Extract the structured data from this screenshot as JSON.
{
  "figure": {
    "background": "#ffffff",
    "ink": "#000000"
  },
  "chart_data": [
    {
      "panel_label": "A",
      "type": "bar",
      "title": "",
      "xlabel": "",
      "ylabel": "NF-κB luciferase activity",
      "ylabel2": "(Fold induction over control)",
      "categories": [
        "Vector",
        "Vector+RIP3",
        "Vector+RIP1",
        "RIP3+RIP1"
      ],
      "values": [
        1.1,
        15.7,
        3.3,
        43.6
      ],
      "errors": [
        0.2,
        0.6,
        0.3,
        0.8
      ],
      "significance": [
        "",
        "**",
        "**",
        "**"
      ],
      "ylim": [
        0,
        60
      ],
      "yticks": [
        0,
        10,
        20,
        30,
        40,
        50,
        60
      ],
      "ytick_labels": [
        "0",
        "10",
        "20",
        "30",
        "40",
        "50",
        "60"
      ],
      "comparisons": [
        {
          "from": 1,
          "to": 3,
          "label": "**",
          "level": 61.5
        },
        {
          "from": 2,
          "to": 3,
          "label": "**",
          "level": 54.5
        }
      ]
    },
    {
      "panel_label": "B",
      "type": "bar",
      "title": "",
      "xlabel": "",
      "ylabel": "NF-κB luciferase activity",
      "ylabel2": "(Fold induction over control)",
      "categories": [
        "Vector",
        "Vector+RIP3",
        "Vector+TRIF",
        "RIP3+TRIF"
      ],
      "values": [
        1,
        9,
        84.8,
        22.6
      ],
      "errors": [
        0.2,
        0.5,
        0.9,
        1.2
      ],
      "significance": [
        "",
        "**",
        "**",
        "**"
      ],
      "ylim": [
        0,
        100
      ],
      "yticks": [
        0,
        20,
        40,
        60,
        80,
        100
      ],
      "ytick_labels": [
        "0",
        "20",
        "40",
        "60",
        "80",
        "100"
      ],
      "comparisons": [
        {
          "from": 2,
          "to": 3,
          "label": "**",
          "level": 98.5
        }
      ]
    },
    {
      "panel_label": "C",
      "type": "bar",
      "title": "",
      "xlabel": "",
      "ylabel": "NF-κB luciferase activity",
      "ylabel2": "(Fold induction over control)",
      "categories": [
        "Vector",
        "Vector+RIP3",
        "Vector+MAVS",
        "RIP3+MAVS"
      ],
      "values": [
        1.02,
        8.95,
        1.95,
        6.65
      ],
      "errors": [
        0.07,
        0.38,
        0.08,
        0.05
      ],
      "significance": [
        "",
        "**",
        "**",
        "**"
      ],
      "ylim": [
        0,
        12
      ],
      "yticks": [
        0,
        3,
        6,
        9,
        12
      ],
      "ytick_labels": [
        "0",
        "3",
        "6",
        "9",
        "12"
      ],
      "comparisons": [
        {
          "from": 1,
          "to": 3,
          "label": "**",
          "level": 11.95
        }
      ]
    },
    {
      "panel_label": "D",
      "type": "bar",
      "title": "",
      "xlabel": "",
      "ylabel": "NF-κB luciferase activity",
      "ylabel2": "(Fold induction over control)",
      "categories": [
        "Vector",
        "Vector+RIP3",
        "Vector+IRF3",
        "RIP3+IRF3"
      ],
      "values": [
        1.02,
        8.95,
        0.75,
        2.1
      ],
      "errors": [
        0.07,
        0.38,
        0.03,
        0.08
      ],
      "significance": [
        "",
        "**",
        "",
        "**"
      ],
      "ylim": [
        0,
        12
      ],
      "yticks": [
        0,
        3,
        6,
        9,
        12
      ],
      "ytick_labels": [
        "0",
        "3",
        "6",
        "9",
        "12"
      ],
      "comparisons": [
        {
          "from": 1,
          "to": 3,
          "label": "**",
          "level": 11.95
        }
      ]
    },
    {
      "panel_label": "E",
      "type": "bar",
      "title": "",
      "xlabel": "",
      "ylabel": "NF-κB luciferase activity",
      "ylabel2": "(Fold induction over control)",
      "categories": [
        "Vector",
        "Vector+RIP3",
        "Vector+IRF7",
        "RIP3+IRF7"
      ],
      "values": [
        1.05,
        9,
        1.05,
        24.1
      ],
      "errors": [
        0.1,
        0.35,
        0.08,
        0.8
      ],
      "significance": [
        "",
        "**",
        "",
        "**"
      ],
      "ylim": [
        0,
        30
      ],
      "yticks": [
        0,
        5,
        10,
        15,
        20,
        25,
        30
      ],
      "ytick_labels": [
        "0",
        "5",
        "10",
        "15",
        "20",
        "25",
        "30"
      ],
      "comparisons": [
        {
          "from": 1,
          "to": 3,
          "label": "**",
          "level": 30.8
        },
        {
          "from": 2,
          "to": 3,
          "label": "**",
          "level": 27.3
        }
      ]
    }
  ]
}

+--

§ **EXERCISE DIRECTIONS**:
Write out the full listing, keeping every line exactly as it is.

§ **WRITTEN SOLUTION**:
Extract the structured data from this screenshot as JSON.
{
  "figure": {
    "background": "#ffffff",
    "ink": "#000000"
  },
  "chart_data": [
    {
      "panel_label": "A",
      "type": "bar",
      "title": "",
      "xlabel": "",
      "ylabel": "NF-κB luciferase activity",
      "ylabel2": "(Fold induction over control)",
      "categories": [
        "Vector",
        "Vector+RIP3",
        "Vector+RIP1",
        "RIP3+RIP1"
      ],
      "values": [
        1.1,
        15.7,
        3.3,
        43.6
      ],
      "errors": [
        0.2,
        0.6,
        0.3,
        0.8
      ],
      "significance": [
        "",
        "**",
        "**",
        "**"
      ],
      "ylim": [
        0,
        60
      ],
      "yticks": [
        0,
        10,
        20,
        30,
        40,
        50,
        60
      ],
      "ytick_labels": [
        "0",
        "10",
        "20",
        "30",
        "40",
        "50",
        "60"
      ],
      "comparisons": [
        {
          "from": 1,
          "to": 3,
          "label": "**",
          "level": 61.5
        },
        {
          "from": 2,
          "to": 3,
          "label": "**",
          "level": 54.5
        }
      ]
    },
    {
      "panel_label": "B",
      "type": "bar",
      "title": "",
      "xlabel": "",
      "ylabel": "NF-κB luciferase activity",
      "ylabel2": "(Fold induction over control)",
      "categories": [
        "Vector",
        "Vector+RIP3",
        "Vector+TRIF",
        "RIP3+TRIF"
      ],
      "values": [
        1,
        9,
        84.8,
        22.6
      ],
      "errors": [
        0.2,
        0.5,
        0.9,
        1.2
      ],
      "significance": [
        "",
        "**",
        "**",
        "**"
      ],
      "ylim": [
        0,
        100
      ],
      "yticks": [
        0,
        20,
        40,
        60,
        80,
        100
      ],
      "ytick_labels": [
        "0",
        "20",
        "40",
        "60",
        "80",
        "100"
      ],
      "comparisons": [
        {
          "from": 2,
          "to": 3,
          "label": "**",
          "level": 98.5
        }
      ]
    },
    {
      "panel_label": "C",
      "type": "bar",
      "title": "",
      "xlabel": "",
      "ylabel": "NF-κB luciferase activity",
      "ylabel2": "(Fold induction over control)",
      "categories": [
        "Vector",
        "Vector+RIP3",
        "Vector+MAVS",
        "RIP3+MAVS"
      ],
      "values": [
        1.02,
        8.95,
        1.95,
        6.65
      ],
      "errors": [
        0.07,
        0.38,
        0.08,
        0.05
      ],
      "significance": [
        "",
        "**",
        "**",
        "**"
      ],
      "ylim": [
        0,
        12
      ],
      "yticks": [
        0,
        3,
        6,
        9,
        12
      ],
      "ytick_labels": [
        "0",
        "3",
        "6",
        "9",
        "12"
      ],
      "comparisons": [
        {
          "from": 1,
          "to": 3,
          "label": "**",
          "level": 11.95
        }
      ]
    },
    {
      "panel_label": "D",
      "type": "bar",
      "title": "",
      "xlabel": "",
      "ylabel": "NF-κB luciferase activity",
      "ylabel2": "(Fold induction over control)",
      "categories": [
        "Vector",
        "Vector+RIP3",
        "Vector+IRF3",
        "RIP3+IRF3"
      ],
      "values": [
        1.02,
        8.95,
        0.75,
        2.1
      ],
      "errors": [
        0.07,
        0.38,
        0.03,
        0.08
      ],
      "significance": [
        "",
        "**",
        "",
        "**"
      ],
      "ylim": [
        0,
        12
      ],
      "yticks": [
        0,
        3,
        6,
        9,
        12
      ],
      "ytick_labels": [
        "0",
        "3",
        "6",
        "9",
        "12"
      ],
      "comparisons": [
        {
          "from": 1,
          "to": 3,
          "label": "**",
          "level": 11.95
        }
      ]
    },
    {
      "panel_label": "E",
      "type": "bar",
      "title": "",
      "xlabel": "",
      "ylabel": "NF-κB luciferase activity",
      "ylabel2": "(Fold induction over control)",
      "categories": [
        "Vector",
        "Vector+RIP3",
        "Vector+IRF7",
        "RIP3+IRF7"
      ],
      "values": [
        1.05,
        9,
        1.05,
        24.1
      ],
      "errors": [
        0.1,
        0.35,
        0.08,
        0.8
      ],
      "significance": [
        "",
        "**",
        "",
        "**"
      ],
      "ylim": [
        0,
        30
      ],
      "yticks": [
        0,
        5,
        10,
        15,
        20,
        25,
        30
      ],
      "ytick_labels": [
        "0",
        "5",
        "10",
        "15",
        "20",
        "25",
        "30"
      ],
      "comparisons": [
        {
          "from": 1,
          "to": 3,
          "label": "**",
          "level": 30.8
        },
        {
          "from": 2,
          "to": 3,
          "label": "**",
          "level": 27.3
        }
      ]
    }
  ]
}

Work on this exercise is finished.